__To be done__
Go through the entries below and pick out every line with "plain".

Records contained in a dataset
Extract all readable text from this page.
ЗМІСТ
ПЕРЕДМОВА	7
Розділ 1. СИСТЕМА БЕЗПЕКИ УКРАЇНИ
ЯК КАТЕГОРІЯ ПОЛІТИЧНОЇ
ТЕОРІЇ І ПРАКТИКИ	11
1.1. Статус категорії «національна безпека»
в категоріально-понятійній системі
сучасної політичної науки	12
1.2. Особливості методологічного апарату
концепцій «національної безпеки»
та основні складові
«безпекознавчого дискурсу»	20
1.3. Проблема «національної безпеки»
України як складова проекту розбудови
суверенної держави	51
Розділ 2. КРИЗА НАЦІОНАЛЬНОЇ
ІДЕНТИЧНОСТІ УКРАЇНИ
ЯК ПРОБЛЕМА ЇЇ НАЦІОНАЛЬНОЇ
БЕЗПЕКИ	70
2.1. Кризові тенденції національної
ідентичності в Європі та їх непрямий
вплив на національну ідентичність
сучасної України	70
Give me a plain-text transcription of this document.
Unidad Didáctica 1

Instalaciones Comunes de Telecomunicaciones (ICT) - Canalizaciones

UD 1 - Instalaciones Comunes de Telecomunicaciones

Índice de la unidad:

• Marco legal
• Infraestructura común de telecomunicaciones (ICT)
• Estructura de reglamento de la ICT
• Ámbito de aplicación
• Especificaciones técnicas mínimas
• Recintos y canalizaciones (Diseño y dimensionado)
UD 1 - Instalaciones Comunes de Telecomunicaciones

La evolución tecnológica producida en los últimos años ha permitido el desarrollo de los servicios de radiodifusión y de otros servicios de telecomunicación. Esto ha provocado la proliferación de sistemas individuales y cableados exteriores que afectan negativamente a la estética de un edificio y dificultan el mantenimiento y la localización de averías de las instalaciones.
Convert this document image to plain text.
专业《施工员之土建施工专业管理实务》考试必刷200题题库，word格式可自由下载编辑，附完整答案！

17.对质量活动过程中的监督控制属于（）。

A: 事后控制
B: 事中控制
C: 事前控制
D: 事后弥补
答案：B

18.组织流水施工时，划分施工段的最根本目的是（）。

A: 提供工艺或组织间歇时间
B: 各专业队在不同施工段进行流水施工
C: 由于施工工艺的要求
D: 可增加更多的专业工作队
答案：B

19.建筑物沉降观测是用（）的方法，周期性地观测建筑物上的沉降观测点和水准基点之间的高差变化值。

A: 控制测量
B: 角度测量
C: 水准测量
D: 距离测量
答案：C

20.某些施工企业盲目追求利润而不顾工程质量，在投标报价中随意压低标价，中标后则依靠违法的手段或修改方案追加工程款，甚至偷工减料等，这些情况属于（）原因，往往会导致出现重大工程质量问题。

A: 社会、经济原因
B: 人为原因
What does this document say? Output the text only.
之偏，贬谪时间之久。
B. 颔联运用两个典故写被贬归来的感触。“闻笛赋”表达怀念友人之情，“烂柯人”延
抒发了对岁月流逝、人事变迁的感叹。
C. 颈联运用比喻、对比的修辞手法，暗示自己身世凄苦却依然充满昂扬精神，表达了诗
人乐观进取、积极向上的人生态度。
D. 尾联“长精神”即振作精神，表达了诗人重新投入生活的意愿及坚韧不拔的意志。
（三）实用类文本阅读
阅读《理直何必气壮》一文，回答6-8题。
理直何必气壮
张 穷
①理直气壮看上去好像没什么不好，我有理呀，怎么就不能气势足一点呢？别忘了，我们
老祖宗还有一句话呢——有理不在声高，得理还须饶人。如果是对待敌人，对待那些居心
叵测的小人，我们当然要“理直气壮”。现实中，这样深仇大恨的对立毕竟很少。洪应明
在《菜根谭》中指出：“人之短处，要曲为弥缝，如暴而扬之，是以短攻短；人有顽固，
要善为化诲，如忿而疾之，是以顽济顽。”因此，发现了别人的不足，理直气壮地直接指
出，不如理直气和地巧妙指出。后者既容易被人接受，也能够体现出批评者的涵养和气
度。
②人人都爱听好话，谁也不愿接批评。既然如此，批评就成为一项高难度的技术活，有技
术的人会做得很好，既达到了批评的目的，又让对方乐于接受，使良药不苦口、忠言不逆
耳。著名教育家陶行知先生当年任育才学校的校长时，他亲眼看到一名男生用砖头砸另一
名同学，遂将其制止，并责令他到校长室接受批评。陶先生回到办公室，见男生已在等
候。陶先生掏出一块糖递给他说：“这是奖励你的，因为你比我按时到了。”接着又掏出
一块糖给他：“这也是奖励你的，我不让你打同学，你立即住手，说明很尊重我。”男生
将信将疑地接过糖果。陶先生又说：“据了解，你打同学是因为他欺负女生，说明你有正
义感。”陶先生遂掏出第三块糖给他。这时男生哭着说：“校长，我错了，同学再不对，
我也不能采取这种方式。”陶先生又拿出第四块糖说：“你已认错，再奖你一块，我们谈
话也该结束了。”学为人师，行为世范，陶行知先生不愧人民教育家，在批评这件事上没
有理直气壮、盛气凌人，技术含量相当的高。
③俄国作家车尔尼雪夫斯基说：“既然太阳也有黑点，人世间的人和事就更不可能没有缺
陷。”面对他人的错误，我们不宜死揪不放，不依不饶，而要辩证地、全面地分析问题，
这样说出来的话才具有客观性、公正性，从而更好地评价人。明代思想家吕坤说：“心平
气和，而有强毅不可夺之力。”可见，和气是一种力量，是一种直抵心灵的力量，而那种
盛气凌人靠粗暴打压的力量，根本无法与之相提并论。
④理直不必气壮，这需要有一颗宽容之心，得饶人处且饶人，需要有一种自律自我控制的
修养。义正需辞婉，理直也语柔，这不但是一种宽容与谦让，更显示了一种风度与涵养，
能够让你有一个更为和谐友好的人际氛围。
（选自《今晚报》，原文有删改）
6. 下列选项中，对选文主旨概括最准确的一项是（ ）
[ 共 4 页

__Expected answer__
Give me a plain-text transcription of this document.
Convert this document image to plain text.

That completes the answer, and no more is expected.